* EXERCISE AIM
Go through the listing below and list every line with "content".

-*-

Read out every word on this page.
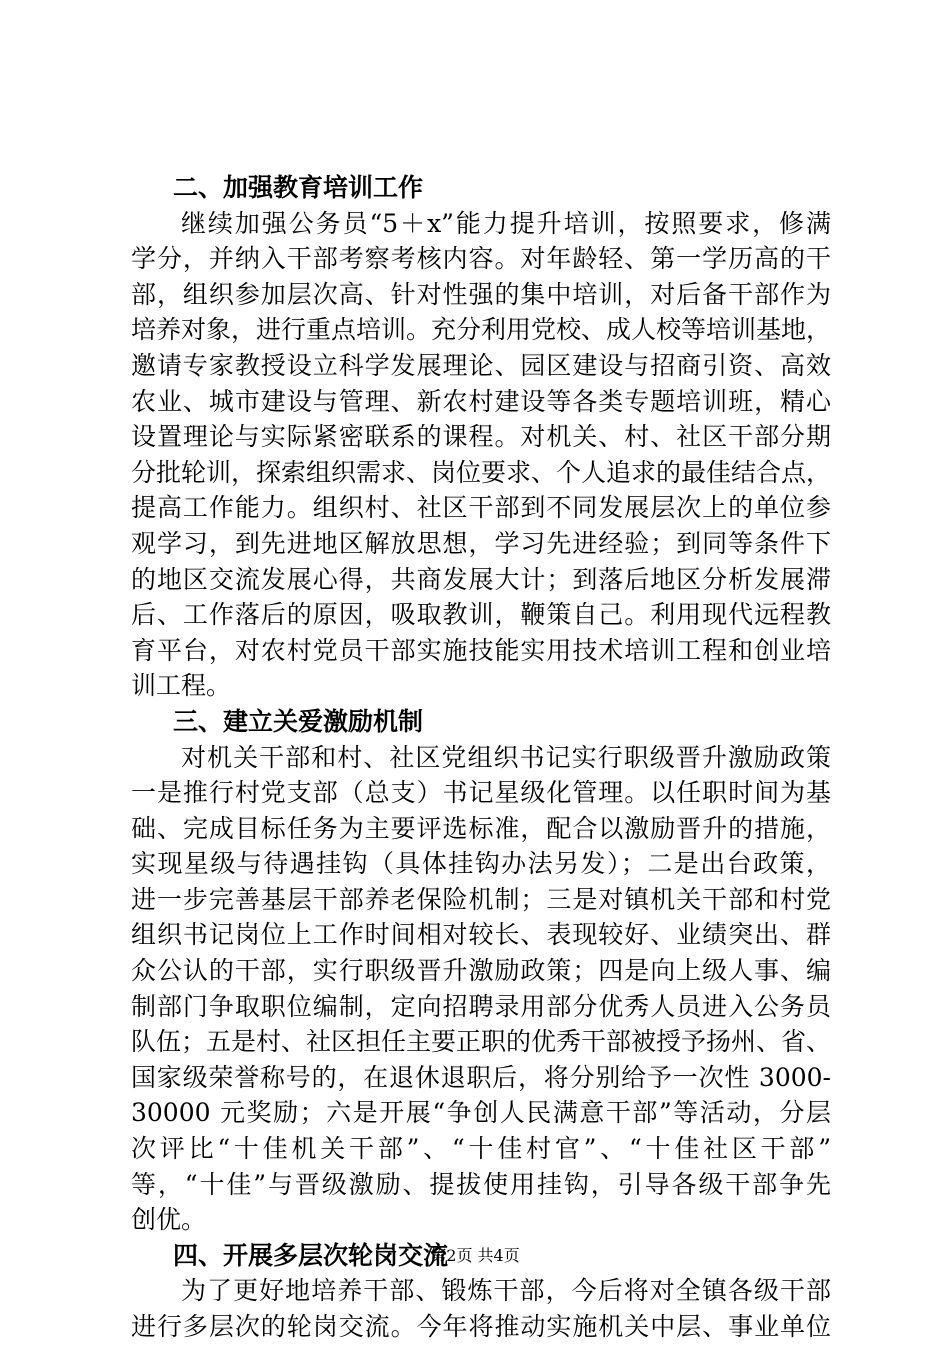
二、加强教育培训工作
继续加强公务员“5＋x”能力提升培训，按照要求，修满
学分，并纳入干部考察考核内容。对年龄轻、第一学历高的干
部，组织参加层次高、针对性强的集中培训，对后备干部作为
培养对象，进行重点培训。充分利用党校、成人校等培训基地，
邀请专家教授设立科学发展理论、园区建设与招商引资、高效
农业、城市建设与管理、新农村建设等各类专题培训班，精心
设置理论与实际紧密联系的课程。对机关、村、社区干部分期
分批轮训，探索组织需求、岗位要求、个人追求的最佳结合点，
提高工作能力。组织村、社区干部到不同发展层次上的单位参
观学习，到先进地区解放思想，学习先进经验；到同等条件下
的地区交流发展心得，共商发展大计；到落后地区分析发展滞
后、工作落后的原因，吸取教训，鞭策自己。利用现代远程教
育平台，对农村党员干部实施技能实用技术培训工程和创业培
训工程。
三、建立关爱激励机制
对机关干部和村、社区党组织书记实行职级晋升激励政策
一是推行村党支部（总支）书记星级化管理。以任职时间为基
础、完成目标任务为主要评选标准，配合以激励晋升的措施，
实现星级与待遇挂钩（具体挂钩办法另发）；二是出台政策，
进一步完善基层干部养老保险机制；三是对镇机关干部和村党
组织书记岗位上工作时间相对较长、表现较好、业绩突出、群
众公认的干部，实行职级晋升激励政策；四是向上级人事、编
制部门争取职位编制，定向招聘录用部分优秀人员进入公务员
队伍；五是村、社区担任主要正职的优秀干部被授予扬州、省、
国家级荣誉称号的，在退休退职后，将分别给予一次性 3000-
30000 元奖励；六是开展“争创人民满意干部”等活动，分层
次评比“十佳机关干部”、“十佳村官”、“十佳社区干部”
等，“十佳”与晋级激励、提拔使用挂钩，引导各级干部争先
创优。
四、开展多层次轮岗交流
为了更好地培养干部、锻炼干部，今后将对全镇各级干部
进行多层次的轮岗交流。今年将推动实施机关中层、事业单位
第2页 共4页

-*-

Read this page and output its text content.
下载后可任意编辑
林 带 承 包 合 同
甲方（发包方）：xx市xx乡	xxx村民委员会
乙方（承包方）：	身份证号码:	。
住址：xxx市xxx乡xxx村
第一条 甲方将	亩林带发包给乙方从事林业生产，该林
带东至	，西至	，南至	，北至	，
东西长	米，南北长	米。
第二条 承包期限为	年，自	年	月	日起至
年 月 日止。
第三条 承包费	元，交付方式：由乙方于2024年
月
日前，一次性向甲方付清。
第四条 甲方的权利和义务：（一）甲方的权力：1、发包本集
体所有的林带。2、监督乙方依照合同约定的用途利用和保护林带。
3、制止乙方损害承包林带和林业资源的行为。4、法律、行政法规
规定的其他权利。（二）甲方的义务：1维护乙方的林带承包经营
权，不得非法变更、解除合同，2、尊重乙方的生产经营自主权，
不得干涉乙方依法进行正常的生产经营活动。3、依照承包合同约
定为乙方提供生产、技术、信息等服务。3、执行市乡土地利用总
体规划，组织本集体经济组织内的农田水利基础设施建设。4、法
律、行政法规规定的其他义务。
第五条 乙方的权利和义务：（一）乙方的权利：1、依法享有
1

-*-

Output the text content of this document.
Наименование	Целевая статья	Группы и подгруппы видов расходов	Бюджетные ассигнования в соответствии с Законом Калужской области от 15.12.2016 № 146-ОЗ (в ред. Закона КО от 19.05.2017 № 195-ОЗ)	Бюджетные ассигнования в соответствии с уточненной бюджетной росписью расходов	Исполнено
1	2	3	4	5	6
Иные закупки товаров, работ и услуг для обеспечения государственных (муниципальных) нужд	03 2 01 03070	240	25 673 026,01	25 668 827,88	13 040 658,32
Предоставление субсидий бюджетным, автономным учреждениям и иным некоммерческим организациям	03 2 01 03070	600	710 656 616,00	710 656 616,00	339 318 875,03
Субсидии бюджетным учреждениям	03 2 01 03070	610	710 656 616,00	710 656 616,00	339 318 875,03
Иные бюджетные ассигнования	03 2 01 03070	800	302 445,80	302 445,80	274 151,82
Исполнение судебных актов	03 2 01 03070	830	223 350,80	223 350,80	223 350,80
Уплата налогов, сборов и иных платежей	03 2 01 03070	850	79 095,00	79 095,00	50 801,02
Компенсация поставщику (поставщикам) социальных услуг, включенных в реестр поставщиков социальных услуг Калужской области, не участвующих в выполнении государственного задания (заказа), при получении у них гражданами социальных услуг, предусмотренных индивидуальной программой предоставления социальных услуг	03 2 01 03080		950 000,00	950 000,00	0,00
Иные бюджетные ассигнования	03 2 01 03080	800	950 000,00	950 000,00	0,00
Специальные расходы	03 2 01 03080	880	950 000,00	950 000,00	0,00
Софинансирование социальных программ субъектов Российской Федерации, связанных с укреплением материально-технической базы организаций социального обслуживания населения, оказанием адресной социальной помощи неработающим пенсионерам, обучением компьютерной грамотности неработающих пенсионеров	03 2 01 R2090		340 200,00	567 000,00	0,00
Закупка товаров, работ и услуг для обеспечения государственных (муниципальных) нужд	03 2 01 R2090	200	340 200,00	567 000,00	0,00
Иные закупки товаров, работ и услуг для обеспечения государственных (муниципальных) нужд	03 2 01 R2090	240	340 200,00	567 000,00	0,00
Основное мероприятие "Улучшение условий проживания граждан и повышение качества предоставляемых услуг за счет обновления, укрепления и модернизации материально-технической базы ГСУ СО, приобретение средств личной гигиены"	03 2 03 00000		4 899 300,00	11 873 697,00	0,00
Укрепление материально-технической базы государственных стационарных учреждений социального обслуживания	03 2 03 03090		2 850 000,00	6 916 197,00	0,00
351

-*-

* FINAL RESULT
Read this page and output its text content.
Output the text content of this document.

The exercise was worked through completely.